__What is required__. Gather all lines in the entries below that include the word "trứng".

__Input__.
+ + +

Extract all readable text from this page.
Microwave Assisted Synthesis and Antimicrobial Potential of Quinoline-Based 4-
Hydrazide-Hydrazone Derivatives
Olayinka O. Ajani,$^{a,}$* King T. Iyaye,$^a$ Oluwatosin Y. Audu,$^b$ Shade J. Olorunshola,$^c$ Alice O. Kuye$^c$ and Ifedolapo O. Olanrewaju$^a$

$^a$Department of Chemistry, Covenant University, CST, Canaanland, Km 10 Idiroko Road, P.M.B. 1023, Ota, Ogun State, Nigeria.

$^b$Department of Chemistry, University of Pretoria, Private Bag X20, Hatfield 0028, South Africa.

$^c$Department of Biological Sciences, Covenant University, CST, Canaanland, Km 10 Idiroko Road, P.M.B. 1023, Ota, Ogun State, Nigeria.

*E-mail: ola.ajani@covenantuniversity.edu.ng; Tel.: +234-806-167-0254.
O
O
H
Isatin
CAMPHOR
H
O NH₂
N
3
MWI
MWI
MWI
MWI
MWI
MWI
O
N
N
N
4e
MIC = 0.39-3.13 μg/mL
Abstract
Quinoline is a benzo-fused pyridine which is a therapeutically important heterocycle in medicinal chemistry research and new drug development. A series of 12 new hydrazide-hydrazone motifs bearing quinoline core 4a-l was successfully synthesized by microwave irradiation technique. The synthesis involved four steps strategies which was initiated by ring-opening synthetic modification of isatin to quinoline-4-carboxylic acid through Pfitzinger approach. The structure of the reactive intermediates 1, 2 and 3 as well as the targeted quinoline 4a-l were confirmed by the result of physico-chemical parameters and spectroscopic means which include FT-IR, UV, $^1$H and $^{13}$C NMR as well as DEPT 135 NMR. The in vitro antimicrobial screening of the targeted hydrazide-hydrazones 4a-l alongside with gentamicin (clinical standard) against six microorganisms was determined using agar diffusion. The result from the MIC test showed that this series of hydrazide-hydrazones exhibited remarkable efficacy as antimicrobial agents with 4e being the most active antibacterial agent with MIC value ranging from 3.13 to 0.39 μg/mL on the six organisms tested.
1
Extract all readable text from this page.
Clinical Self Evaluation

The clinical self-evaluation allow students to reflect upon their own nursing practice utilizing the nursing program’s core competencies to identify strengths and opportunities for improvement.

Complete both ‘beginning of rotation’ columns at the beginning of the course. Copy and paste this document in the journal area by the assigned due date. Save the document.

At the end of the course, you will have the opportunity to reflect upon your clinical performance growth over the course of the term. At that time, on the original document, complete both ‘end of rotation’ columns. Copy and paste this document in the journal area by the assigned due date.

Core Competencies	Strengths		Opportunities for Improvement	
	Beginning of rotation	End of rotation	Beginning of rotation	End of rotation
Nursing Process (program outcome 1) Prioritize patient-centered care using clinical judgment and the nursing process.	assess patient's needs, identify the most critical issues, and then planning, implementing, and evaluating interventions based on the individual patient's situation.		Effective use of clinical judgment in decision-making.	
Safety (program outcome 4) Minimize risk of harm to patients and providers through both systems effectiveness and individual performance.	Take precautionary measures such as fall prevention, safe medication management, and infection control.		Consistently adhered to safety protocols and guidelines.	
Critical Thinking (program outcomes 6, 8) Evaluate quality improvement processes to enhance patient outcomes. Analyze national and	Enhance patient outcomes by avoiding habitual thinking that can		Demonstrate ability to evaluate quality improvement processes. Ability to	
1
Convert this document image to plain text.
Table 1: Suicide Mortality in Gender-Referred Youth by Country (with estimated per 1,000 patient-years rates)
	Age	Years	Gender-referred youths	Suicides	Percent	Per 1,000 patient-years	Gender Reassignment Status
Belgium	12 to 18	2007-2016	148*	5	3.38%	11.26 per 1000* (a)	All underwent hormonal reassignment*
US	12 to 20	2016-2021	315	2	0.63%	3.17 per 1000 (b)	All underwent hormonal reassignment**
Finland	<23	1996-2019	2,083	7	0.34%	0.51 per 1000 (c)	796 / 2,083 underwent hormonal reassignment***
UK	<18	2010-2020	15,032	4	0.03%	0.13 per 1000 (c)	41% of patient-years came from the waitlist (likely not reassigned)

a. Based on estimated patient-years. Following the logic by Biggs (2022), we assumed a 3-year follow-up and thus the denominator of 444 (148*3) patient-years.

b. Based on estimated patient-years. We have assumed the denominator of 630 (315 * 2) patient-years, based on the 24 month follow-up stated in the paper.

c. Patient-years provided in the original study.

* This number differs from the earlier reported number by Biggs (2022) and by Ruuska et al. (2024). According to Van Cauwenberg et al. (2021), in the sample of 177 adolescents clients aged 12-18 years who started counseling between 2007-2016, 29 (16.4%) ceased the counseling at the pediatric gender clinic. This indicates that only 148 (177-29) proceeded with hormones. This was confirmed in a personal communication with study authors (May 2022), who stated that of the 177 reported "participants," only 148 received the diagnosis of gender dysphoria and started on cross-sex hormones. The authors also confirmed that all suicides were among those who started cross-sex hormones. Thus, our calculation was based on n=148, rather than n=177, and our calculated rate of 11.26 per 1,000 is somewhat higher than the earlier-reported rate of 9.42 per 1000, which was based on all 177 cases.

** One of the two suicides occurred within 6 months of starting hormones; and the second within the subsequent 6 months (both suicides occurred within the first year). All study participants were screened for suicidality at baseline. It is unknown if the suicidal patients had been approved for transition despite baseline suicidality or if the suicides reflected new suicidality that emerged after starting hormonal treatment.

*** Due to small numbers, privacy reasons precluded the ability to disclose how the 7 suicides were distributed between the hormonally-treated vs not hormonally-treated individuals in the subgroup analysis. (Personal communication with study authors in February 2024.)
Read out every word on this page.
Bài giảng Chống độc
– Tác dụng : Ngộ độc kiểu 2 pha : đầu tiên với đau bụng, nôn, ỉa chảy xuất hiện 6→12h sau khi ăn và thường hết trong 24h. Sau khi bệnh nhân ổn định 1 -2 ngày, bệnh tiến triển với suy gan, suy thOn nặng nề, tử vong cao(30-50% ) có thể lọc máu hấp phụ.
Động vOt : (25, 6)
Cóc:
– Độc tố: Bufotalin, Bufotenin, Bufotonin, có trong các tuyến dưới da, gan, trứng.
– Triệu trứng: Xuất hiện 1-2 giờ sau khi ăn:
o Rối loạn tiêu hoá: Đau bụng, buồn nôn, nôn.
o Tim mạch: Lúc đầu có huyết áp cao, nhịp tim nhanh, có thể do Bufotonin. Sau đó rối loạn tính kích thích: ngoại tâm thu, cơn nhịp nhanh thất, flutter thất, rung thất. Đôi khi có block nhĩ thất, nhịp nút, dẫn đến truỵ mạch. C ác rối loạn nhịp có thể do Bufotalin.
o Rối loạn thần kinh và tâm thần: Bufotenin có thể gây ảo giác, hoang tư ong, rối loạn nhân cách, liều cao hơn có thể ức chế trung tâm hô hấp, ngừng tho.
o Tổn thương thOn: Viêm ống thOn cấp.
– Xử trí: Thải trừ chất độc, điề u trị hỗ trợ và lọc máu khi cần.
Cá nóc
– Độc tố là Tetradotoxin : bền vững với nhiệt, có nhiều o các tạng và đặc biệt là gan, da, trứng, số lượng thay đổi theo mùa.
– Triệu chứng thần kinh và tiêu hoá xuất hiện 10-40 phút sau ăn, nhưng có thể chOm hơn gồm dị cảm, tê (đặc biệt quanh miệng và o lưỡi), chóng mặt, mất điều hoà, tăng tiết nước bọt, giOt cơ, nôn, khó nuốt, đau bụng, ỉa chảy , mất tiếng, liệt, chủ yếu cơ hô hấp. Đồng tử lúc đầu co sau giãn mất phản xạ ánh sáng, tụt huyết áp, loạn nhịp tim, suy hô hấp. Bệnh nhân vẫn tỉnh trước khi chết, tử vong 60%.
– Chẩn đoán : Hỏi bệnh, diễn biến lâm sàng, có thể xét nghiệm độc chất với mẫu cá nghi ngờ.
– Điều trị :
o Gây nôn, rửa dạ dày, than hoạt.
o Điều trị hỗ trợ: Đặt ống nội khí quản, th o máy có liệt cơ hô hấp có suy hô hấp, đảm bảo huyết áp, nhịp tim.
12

+ + +

__Response to this exercise__.
– Độc tố: Bufotalin, Bufotenin, Bufotonin, có trong các tuyến dưới da, gan, trứng.
– Triệu trứng: Xuất hiện 1-2 giờ sau khi ăn:
– Độc tố là Tetradotoxin : bền vững với nhiệt, có nhiều o các tạng và đặc biệt là gan, da, trứng, số lượng thay đổi theo mùa.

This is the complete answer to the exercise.